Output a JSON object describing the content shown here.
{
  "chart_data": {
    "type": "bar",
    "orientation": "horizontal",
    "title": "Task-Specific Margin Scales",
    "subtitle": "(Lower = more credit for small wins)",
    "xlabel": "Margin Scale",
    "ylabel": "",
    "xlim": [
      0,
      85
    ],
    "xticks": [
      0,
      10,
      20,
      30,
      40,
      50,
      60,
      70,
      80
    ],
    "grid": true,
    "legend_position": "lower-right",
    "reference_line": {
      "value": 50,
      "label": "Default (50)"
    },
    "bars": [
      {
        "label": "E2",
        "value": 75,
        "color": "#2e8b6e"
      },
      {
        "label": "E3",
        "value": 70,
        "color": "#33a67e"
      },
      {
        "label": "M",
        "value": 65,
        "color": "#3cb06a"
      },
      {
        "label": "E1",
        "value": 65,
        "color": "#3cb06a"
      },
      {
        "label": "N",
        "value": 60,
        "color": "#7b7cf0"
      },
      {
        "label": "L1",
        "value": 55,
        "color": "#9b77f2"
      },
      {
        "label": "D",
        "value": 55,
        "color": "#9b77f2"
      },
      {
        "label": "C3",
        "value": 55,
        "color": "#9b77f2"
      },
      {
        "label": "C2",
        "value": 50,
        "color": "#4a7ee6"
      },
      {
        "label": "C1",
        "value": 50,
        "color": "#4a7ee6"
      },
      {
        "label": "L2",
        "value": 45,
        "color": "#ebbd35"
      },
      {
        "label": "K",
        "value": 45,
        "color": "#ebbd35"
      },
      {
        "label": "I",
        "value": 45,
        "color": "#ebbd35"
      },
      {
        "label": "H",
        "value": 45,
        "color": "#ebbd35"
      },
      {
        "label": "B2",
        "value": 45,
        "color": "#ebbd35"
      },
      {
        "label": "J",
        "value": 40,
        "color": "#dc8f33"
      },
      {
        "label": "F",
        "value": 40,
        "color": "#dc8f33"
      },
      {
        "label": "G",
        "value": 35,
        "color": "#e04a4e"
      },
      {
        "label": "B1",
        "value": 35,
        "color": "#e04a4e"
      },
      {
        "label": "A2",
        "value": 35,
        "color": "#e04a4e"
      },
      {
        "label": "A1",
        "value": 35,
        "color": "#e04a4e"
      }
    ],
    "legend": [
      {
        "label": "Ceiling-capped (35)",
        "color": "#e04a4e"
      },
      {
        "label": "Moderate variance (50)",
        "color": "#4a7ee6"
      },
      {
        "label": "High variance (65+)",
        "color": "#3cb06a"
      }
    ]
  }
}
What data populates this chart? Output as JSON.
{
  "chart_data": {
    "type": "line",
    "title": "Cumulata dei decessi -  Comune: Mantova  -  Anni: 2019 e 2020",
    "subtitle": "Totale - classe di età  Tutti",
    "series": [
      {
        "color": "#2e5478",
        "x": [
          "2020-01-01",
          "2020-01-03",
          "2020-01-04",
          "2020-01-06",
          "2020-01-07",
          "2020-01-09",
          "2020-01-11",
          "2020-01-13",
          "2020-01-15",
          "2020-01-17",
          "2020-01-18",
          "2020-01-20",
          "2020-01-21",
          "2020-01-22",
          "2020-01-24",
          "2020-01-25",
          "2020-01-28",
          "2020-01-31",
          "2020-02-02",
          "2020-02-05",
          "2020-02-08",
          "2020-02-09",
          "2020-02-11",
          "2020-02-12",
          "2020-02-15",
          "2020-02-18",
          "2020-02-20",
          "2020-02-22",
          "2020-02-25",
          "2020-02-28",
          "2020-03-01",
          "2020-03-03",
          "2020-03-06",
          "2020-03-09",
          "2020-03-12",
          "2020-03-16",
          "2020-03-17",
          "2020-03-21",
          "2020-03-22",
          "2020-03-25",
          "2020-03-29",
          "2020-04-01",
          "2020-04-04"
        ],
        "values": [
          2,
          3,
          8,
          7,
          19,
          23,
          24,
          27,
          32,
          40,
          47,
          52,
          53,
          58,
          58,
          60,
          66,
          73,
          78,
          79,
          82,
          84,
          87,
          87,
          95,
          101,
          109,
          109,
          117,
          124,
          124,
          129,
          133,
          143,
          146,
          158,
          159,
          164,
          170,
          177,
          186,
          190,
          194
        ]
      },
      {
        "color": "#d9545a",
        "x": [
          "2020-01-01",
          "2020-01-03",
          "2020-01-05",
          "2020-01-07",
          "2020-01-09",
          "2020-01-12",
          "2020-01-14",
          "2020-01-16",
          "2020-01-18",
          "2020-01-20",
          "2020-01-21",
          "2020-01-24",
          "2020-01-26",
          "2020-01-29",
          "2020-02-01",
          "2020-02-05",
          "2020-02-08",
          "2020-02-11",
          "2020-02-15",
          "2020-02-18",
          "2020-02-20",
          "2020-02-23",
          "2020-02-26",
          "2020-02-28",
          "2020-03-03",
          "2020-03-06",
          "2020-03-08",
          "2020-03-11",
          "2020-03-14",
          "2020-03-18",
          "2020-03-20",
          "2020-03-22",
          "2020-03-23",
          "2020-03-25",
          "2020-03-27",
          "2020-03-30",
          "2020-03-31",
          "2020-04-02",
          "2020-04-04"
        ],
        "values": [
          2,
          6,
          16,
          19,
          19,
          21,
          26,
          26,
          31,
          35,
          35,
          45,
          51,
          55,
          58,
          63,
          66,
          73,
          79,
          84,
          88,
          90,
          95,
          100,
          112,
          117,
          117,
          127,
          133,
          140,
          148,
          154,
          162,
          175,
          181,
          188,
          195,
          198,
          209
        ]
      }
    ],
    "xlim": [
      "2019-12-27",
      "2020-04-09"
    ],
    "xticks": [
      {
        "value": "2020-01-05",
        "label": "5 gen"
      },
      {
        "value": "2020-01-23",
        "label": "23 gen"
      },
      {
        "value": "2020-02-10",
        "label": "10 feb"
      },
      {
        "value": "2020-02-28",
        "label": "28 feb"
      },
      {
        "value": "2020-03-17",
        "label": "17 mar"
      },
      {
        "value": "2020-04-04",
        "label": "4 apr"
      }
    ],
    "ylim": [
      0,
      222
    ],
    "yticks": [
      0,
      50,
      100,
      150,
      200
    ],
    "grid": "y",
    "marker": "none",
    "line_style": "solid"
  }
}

OBJECTIVE – Copy every line that contains the string "Output".

SOLVED PROBLEM –
Output a JSON object describing the content shown here.
What data populates this chart? Output as JSON.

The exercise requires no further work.